→ SHORT TASK
Tally up the lines that include "舌淡苔白" and state that number by itself.

→ WORKING DATA
============
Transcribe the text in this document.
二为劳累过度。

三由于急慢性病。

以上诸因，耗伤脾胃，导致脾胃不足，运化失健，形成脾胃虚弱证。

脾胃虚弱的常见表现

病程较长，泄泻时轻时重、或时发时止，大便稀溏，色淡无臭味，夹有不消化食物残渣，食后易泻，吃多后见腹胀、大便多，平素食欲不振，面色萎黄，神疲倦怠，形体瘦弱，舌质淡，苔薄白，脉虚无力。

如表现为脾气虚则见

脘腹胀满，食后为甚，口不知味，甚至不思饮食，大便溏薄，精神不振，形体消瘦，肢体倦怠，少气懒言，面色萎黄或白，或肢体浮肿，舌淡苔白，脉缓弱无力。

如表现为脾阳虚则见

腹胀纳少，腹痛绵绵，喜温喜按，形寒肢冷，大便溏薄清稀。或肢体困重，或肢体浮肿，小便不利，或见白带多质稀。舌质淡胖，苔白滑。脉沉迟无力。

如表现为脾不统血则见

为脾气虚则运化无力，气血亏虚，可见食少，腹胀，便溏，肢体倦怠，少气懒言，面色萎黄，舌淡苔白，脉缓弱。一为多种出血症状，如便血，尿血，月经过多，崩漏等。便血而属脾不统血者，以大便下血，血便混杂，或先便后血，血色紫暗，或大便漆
============
→ REPLY
2